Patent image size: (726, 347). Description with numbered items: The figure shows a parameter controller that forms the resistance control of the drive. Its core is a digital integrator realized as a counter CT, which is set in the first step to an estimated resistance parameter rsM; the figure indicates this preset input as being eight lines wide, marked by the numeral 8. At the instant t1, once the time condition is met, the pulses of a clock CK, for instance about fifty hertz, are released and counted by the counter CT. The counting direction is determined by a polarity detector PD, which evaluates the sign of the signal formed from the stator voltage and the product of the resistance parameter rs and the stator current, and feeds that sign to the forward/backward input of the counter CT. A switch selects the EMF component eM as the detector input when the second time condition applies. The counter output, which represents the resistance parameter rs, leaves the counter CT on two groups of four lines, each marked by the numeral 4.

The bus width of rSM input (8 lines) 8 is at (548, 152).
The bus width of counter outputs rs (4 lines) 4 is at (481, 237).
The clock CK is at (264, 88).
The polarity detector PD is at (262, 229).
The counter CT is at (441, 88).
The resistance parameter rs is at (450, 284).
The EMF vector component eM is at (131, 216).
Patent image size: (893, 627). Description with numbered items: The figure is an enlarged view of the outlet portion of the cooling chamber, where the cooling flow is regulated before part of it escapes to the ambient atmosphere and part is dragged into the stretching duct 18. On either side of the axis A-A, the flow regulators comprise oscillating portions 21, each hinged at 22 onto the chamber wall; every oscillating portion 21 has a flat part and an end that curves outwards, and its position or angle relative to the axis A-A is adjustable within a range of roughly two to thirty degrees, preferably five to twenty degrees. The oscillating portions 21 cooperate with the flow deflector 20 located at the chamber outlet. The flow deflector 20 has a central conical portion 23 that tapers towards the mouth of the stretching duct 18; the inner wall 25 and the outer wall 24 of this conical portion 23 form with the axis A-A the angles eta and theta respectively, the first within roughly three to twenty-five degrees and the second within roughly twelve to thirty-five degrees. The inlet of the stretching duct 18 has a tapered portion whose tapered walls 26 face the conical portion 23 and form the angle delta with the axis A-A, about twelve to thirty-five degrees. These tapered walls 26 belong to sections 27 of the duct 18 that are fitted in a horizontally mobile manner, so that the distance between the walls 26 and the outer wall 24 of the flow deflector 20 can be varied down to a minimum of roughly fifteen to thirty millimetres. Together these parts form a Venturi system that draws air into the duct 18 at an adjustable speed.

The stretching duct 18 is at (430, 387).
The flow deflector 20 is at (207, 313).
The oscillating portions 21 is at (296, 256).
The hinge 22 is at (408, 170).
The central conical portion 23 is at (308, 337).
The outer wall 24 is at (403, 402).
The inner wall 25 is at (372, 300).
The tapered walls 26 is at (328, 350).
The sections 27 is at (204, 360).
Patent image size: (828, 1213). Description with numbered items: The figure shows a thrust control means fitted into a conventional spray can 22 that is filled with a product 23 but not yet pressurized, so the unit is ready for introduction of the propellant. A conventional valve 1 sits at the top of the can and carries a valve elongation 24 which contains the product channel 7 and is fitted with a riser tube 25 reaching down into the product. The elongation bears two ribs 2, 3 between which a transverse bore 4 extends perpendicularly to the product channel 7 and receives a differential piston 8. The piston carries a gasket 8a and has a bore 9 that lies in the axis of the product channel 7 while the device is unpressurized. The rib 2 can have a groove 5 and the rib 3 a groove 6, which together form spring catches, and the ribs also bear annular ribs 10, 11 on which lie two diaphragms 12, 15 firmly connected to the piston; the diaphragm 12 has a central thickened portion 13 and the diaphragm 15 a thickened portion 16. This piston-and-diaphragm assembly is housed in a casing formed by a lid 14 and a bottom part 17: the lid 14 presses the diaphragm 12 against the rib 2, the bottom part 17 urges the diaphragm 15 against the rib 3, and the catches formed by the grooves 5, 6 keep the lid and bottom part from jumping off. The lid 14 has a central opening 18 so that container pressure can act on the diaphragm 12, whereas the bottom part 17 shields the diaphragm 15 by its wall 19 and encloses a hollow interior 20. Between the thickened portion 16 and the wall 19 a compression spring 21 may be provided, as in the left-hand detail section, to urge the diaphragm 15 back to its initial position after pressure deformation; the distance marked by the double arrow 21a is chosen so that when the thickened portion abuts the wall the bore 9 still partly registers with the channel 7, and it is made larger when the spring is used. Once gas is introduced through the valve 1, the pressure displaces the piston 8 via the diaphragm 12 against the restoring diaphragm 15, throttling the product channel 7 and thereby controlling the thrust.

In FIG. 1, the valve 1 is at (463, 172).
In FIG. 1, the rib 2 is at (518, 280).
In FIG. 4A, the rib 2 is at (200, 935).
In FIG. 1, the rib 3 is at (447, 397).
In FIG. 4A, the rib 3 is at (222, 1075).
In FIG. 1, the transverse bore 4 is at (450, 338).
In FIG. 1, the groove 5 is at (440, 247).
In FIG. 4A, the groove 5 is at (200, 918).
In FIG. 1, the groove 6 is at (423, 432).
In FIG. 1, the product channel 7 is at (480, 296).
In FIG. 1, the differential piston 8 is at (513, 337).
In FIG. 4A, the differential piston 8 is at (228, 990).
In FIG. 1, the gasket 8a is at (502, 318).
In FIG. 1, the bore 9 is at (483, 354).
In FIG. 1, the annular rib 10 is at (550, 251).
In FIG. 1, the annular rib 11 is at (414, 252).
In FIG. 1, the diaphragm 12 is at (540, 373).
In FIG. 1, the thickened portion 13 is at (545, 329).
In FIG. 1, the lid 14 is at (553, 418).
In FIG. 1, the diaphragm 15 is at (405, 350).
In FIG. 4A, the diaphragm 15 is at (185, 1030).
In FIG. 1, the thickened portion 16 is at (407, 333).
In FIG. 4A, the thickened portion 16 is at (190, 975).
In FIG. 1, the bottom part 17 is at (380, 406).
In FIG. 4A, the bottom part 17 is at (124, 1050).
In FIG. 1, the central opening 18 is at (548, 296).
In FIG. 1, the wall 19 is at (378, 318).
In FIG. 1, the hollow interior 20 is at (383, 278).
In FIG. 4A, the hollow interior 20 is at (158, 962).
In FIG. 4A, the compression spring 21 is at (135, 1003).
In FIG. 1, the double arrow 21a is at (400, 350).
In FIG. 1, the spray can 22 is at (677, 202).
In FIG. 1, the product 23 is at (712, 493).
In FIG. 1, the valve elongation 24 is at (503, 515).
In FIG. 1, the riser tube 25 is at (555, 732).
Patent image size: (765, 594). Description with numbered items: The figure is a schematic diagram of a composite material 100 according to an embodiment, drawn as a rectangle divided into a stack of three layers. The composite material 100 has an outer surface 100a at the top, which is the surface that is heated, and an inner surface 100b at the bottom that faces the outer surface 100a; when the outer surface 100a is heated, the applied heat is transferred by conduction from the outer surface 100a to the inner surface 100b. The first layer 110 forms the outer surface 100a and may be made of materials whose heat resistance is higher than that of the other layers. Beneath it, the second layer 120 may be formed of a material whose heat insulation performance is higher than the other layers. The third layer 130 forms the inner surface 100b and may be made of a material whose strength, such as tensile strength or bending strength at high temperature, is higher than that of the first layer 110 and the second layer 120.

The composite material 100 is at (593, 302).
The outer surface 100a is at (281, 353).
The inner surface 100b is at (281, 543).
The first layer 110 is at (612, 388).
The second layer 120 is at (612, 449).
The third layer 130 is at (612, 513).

═══

_Aufgabenstellung:_ Schreibe die Zeilen vom Anfang der Datensätze bis einschließlich der Zeile mit „The bus width of rSM“ unverändert ab.

_Lösung:_
Patent image size: (726, 347). Description with numbered items: The figure shows a parameter controller that forms the resistance control of the drive. Its core is a digital integrator realized as a counter CT, which is set in the first step to an estimated resistance parameter rsM; the figure indicates this preset input as being eight lines wide, marked by the numeral 8. At the instant t1, once the time condition is met, the pulses of a clock CK, for instance about fifty hertz, are released and counted by the counter CT. The counting direction is determined by a polarity detector PD, which evaluates the sign of the signal formed from the stator voltage and the product of the resistance parameter rs and the stator current, and feeds that sign to the forward/backward input of the counter CT. A switch selects the EMF component eM as the detector input when the second time condition applies. The counter output, which represents the resistance parameter rs, leaves the counter CT on two groups of four lines, each marked by the numeral 4.

The bus width of rSM input (8 lines) 8 is at (548, 152).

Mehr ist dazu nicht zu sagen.